SET TASK — Render each line of the data below as one string in a JSON list, leaving out any blank lines.

Dataset excerpt —

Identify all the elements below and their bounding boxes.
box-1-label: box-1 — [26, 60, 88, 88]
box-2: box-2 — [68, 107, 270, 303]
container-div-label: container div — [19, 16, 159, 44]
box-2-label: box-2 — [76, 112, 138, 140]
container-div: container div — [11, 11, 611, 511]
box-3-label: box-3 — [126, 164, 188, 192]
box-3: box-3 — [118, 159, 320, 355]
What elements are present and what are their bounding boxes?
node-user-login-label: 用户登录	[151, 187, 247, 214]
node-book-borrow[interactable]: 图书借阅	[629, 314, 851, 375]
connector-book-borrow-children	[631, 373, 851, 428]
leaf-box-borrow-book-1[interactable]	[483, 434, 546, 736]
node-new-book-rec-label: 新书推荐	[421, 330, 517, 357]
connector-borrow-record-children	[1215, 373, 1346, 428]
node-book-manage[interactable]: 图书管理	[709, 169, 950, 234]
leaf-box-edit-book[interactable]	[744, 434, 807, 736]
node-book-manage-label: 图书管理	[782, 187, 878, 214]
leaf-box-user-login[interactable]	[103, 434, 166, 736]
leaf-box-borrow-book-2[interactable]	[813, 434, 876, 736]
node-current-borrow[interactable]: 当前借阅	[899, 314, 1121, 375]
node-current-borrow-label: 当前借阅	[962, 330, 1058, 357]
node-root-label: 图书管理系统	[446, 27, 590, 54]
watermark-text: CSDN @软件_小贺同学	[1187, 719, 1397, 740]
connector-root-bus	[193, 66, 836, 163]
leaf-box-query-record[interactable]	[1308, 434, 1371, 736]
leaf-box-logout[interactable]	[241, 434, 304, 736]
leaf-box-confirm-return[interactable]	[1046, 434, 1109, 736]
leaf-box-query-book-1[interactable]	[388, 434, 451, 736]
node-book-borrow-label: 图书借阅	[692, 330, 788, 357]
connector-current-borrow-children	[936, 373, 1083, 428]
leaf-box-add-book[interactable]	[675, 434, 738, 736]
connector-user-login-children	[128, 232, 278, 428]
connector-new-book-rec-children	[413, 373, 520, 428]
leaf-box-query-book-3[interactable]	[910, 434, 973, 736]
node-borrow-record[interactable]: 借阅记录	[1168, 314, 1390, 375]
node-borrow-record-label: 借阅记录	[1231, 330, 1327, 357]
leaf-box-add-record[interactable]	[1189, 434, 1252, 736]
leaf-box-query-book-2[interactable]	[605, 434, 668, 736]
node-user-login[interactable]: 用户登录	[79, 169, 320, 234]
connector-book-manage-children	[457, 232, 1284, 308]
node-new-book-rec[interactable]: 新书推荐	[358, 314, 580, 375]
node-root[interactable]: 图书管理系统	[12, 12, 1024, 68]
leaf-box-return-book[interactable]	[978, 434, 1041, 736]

THE RESPONSE —
[
  "Identify all the elements below and their bounding boxes.",
  "box-1-label: box-1 — [26, 60, 88, 88]",
  "box-2: box-2 — [68, 107, 270, 303]",
  "container-div-label: container div — [19, 16, 159, 44]",
  "box-2-label: box-2 — [76, 112, 138, 140]",
  "container-div: container div — [11, 11, 611, 511]",
  "box-3-label: box-3 — [126, 164, 188, 192]",
  "box-3: box-3 — [118, 159, 320, 355]",
  "What elements are present and what are their bounding boxes?",
  "node-user-login-label: 用户登录\t[151, 187, 247, 214]",
  "node-book-borrow[interactable]: 图书借阅\t[629, 314, 851, 375]",
  "connector-book-borrow-children\t[631, 373, 851, 428]",
  "leaf-box-borrow-book-1[interactable]\t[483, 434, 546, 736]",
  "node-new-book-rec-label: 新书推荐\t[421, 330, 517, 357]",
  "connector-borrow-record-children\t[1215, 373, 1346, 428]",
  "node-book-manage[interactable]: 图书管理\t[709, 169, 950, 234]",
  "leaf-box-edit-book[interactable]\t[744, 434, 807, 736]",
  "node-book-manage-label: 图书管理\t[782, 187, 878, 214]",
  "leaf-box-user-login[interactable]\t[103, 434, 166, 736]",
  "leaf-box-borrow-book-2[interactable]\t[813, 434, 876, 736]",
  "node-current-borrow[interactable]: 当前借阅\t[899, 314, 1121, 375]",
  "node-current-borrow-label: 当前借阅\t[962, 330, 1058, 357]",
  "node-root-label: 图书管理系统\t[446, 27, 590, 54]",
  "watermark-text: CSDN @软件_小贺同学\t[1187, 719, 1397, 740]",
  "connector-root-bus\t[193, 66, 836, 163]",
  "leaf-box-query-record[interactable]\t[1308, 434, 1371, 736]",
  "leaf-box-logout[interactable]\t[241, 434, 304, 736]",
  "leaf-box-confirm-return[interactable]\t[1046, 434, 1109, 736]",
  "leaf-box-query-book-1[interactable]\t[388, 434, 451, 736]",
  "node-book-borrow-label: 图书借阅\t[692, 330, 788, 357]",
  "connector-current-borrow-children\t[936, 373, 1083, 428]",
  "leaf-box-add-book[interactable]\t[675, 434, 738, 736]",
  "connector-user-login-children\t[128, 232, 278, 428]",
  "connector-new-book-rec-children\t[413, 373, 520, 428]",
  "leaf-box-query-book-3[interactable]\t[910, 434, 973, 736]",
  "node-borrow-record[interactable]: 借阅记录\t[1168, 314, 1390, 375]",
  "node-borrow-record-label: 借阅记录\t[1231, 330, 1327, 357]",
  "leaf-box-add-record[interactable]\t[1189, 434, 1252, 736]",
  "leaf-box-query-book-2[interactable]\t[605, 434, 668, 736]",
  "node-user-login[interactable]: 用户登录\t[79, 169, 320, 234]",
  "connector-book-manage-children\t[457, 232, 1284, 308]",
  "node-new-book-rec[interactable]: 新书推荐\t[358, 314, 580, 375]",
  "node-root[interactable]: 图书管理系统\t[12, 12, 1024, 68]",
  "leaf-box-return-book[interactable]\t[978, 434, 1041, 736]"
]